- Problem statement -
Print out the material that follows word for word.

- Figure content listings -
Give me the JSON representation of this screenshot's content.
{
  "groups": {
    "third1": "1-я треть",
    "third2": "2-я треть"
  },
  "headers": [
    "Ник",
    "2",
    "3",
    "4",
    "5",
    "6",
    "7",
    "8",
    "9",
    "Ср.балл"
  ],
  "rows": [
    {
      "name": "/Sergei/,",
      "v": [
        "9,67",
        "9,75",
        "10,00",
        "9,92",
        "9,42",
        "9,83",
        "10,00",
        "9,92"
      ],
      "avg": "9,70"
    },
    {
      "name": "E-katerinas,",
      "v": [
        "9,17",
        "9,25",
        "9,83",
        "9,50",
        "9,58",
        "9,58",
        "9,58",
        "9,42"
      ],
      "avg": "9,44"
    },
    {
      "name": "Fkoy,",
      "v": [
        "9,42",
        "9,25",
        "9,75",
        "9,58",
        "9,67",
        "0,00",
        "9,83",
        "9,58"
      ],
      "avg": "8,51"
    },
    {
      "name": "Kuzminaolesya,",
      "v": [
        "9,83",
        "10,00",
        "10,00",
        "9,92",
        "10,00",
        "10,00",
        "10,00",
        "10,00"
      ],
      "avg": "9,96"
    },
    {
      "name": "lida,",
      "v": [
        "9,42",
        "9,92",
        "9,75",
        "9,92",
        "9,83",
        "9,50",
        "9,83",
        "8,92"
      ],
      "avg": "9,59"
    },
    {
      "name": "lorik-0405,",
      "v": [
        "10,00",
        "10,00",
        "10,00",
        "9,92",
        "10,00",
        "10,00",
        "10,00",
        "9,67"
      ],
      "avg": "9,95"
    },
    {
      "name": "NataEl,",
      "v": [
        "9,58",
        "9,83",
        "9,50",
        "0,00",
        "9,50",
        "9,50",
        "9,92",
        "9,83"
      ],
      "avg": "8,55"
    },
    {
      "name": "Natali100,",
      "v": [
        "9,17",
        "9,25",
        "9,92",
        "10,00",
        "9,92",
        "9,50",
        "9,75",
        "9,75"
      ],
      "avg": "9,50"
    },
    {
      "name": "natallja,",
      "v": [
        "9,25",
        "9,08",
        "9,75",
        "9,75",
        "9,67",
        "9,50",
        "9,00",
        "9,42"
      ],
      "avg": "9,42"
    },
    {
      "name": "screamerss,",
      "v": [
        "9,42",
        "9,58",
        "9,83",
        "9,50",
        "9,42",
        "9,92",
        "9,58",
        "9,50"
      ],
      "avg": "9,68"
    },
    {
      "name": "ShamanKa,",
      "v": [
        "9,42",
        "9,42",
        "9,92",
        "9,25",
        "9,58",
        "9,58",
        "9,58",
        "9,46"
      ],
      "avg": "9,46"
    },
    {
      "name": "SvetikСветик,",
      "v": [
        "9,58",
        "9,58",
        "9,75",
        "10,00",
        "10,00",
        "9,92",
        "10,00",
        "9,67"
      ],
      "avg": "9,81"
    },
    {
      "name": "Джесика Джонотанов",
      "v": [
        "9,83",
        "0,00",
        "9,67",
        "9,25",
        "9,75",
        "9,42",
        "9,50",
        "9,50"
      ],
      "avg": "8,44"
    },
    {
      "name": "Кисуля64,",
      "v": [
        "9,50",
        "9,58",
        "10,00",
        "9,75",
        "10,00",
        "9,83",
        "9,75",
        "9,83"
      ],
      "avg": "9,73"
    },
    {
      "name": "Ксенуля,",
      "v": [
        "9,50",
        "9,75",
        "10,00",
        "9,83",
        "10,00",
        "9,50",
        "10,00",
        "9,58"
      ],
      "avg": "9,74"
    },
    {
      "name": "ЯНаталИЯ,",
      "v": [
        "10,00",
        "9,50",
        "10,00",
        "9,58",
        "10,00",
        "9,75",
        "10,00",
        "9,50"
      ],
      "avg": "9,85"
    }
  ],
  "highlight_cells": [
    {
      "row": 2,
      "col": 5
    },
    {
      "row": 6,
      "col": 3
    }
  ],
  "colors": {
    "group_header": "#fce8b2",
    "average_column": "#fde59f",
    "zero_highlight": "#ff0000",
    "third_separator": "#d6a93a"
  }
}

- Response to this task -
Give me the JSON representation of this screenshot's content.
{
  "groups": {
    "third1": "1-я треть",
    "third2": "2-я треть"
  },
  "headers": [
    "Ник",
    "2",
    "3",
    "4",
    "5",
    "6",
    "7",
    "8",
    "9",
    "Ср.балл"
  ],
  "rows": [
    {
      "name": "/Sergei/,",
      "v": [
        "9,67",
        "9,75",
        "10,00",
        "9,92",
        "9,42",
        "9,83",
        "10,00",
        "9,92"
      ],
      "avg": "9,70"
    },
    {
      "name": "E-katerinas,",
      "v": [
        "9,17",
        "9,25",
        "9,83",
        "9,50",
        "9,58",
        "9,58",
        "9,58",
        "9,42"
      ],
      "avg": "9,44"
    },
    {
      "name": "Fkoy,",
      "v": [
        "9,42",
        "9,25",
        "9,75",
        "9,58",
        "9,67",
        "0,00",
        "9,83",
        "9,58"
      ],
      "avg": "8,51"
    },
    {
      "name": "Kuzminaolesya,",
      "v": [
        "9,83",
        "10,00",
        "10,00",
        "9,92",
        "10,00",
        "10,00",
        "10,00",
        "10,00"
      ],
      "avg": "9,96"
    },
    {
      "name": "lida,",
      "v": [
        "9,42",
        "9,92",
        "9,75",
        "9,92",
        "9,83",
        "9,50",
        "9,83",
        "8,92"
      ],
      "avg": "9,59"
    },
    {
      "name": "lorik-0405,",
      "v": [
        "10,00",
        "10,00",
        "10,00",
        "9,92",
        "10,00",
        "10,00",
        "10,00",
        "9,67"
      ],
      "avg": "9,95"
    },
    {
      "name": "NataEl,",
      "v": [
        "9,58",
        "9,83",
        "9,50",
        "0,00",
        "9,50",
        "9,50",
        "9,92",
        "9,83"
      ],
      "avg": "8,55"
    },
    {
      "name": "Natali100,",
      "v": [
        "9,17",
        "9,25",
        "9,92",
        "10,00",
        "9,92",
        "9,50",
        "9,75",
        "9,75"
      ],
      "avg": "9,50"
    },
    {
      "name": "natallja,",
      "v": [
        "9,25",
        "9,08",
        "9,75",
        "9,75",
        "9,67",
        "9,50",
        "9,00",
        "9,42"
      ],
      "avg": "9,42"
    },
    {
      "name": "screamerss,",
      "v": [
        "9,42",
        "9,58",
        "9,83",
        "9,50",
        "9,42",
        "9,92",
        "9,58",
        "9,50"
      ],
      "avg": "9,68"
    },
    {
      "name": "ShamanKa,",
      "v": [
        "9,42",
        "9,42",
        "9,92",
        "9,25",
        "9,58",
        "9,58",
        "9,58",
        "9,46"
      ],
      "avg": "9,46"
    },
    {
      "name": "SvetikСветик,",
      "v": [
        "9,58",
        "9,58",
        "9,75",
        "10,00",
        "10,00",
        "9,92",
        "10,00",
        "9,67"
      ],
      "avg": "9,81"
    },
    {
      "name": "Джесика Джонотанов",
      "v": [
        "9,83",
        "0,00",
        "9,67",
        "9,25",
        "9,75",
        "9,42",
        "9,50",
        "9,50"
      ],
      "avg": "8,44"
    },
    {
      "name": "Кисуля64,",
      "v": [
        "9,50",
        "9,58",
        "10,00",
        "9,75",
        "10,00",
        "9,83",
        "9,75",
        "9,83"
      ],
      "avg": "9,73"
    },
    {
      "name": "Ксенуля,",
      "v": [
        "9,50",
        "9,75",
        "10,00",
        "9,83",
        "10,00",
        "9,50",
        "10,00",
        "9,58"
      ],
      "avg": "9,74"
    },
    {
      "name": "ЯНаталИЯ,",
      "v": [
        "10,00",
        "9,50",
        "10,00",
        "9,58",
        "10,00",
        "9,75",
        "10,00",
        "9,50"
      ],
      "avg": "9,85"
    }
  ],
  "highlight_cells": [
    {
      "row": 2,
      "col": 5
    },
    {
      "row": 6,
      "col": 3
    }
  ],
  "colors": {
    "group_header": "#fce8b2",
    "average_column": "#fde59f",
    "zero_highlight": "#ff0000",
    "third_separator": "#d6a93a"
  }
}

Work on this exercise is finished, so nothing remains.